— Brief —
Repeat the material below exactly, with no pictures.

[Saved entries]

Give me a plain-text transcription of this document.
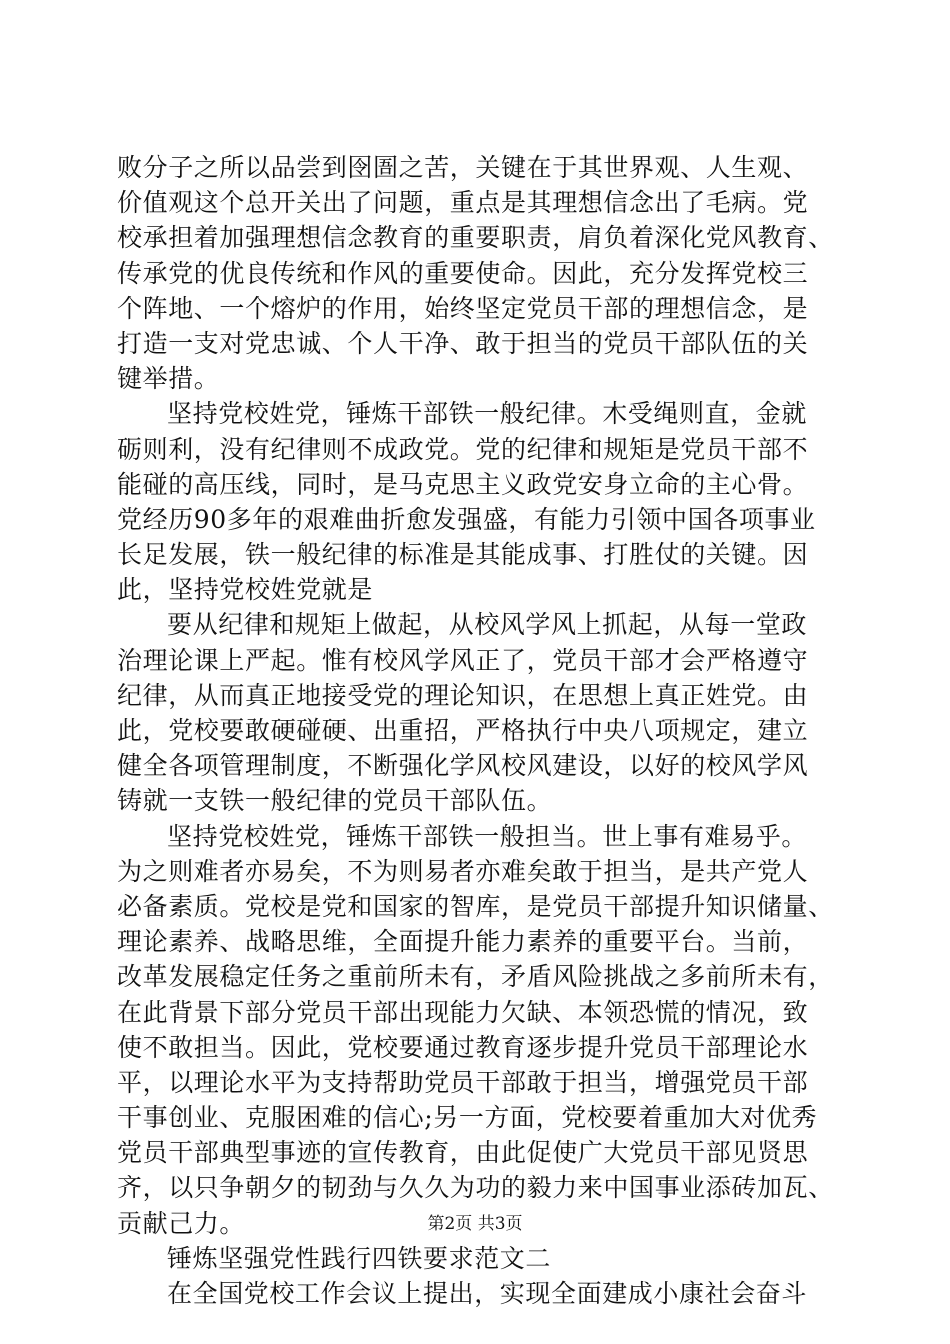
败分子之所以品尝到囹圄之苦，关键在于其世界观、人生观、
价值观这个总开关出了问题，重点是其理想信念出了毛病。党
校承担着加强理想信念教育的重要职责，肩负着深化党风教育、
传承党的优良传统和作风的重要使命。因此，充分发挥党校三
个阵地、一个熔炉的作用，始终坚定党员干部的理想信念，是
打造一支对党忠诚、个人干净、敢于担当的党员干部队伍的关
键举措。
坚持党校姓党，锤炼干部铁一般纪律。木受绳则直，金就
砺则利，没有纪律则不成政党。党的纪律和规矩是党员干部不
能碰的高压线，同时，是马克思主义政党安身立命的主心骨。
党经历90多年的艰难曲折愈发强盛，有能力引领中国各项事业
长足发展，铁一般纪律的标准是其能成事、打胜仗的关键。因
此，坚持党校姓党就是
要从纪律和规矩上做起，从校风学风上抓起，从每一堂政
治理论课上严起。惟有校风学风正了，党员干部才会严格遵守
纪律，从而真正地接受党的理论知识，在思想上真正姓党。由
此，党校要敢硬碰硬、出重招，严格执行中央八项规定，建立
健全各项管理制度，不断强化学风校风建设，以好的校风学风
铸就一支铁一般纪律的党员干部队伍。
坚持党校姓党，锤炼干部铁一般担当。世上事有难易乎。
为之则难者亦易矣，不为则易者亦难矣敢于担当，是共产党人
必备素质。党校是党和国家的智库，是党员干部提升知识储量、
理论素养、战略思维，全面提升能力素养的重要平台。当前，
改革发展稳定任务之重前所未有，矛盾风险挑战之多前所未有，
在此背景下部分党员干部出现能力欠缺、本领恐慌的情况，致
使不敢担当。因此，党校要通过教育逐步提升党员干部理论水
平，以理论水平为支持帮助党员干部敢于担当，增强党员干部
干事创业、克服困难的信心;另一方面，党校要着重加大对优秀
党员干部典型事迹的宣传教育，由此促使广大党员干部见贤思
齐，以只争朝夕的韧劲与久久为功的毅力来中国事业添砖加瓦、
贡献己力。
锤炼坚强党性践行四铁要求范文二
在全国党校工作会议上提出，实现全面建成小康社会奋斗
第2页 共3页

— Written reply —
Give me a plain-text transcription of this document.
败分子之所以品尝到囹圄之苦，关键在于其世界观、人生观、
价值观这个总开关出了问题，重点是其理想信念出了毛病。党
校承担着加强理想信念教育的重要职责，肩负着深化党风教育、
传承党的优良传统和作风的重要使命。因此，充分发挥党校三
个阵地、一个熔炉的作用，始终坚定党员干部的理想信念，是
打造一支对党忠诚、个人干净、敢于担当的党员干部队伍的关
键举措。
坚持党校姓党，锤炼干部铁一般纪律。木受绳则直，金就
砺则利，没有纪律则不成政党。党的纪律和规矩是党员干部不
能碰的高压线，同时，是马克思主义政党安身立命的主心骨。
党经历90多年的艰难曲折愈发强盛，有能力引领中国各项事业
长足发展，铁一般纪律的标准是其能成事、打胜仗的关键。因
此，坚持党校姓党就是
要从纪律和规矩上做起，从校风学风上抓起，从每一堂政
治理论课上严起。惟有校风学风正了，党员干部才会严格遵守
纪律，从而真正地接受党的理论知识，在思想上真正姓党。由
此，党校要敢硬碰硬、出重招，严格执行中央八项规定，建立
健全各项管理制度，不断强化学风校风建设，以好的校风学风
铸就一支铁一般纪律的党员干部队伍。
坚持党校姓党，锤炼干部铁一般担当。世上事有难易乎。
为之则难者亦易矣，不为则易者亦难矣敢于担当，是共产党人
必备素质。党校是党和国家的智库，是党员干部提升知识储量、
理论素养、战略思维，全面提升能力素养的重要平台。当前，
改革发展稳定任务之重前所未有，矛盾风险挑战之多前所未有，
在此背景下部分党员干部出现能力欠缺、本领恐慌的情况，致
使不敢担当。因此，党校要通过教育逐步提升党员干部理论水
平，以理论水平为支持帮助党员干部敢于担当，增强党员干部
干事创业、克服困难的信心;另一方面，党校要着重加大对优秀
党员干部典型事迹的宣传教育，由此促使广大党员干部见贤思
齐，以只争朝夕的韧劲与久久为功的毅力来中国事业添砖加瓦、
贡献己力。
锤炼坚强党性践行四铁要求范文二
在全国党校工作会议上提出，实现全面建成小康社会奋斗
第2页 共3页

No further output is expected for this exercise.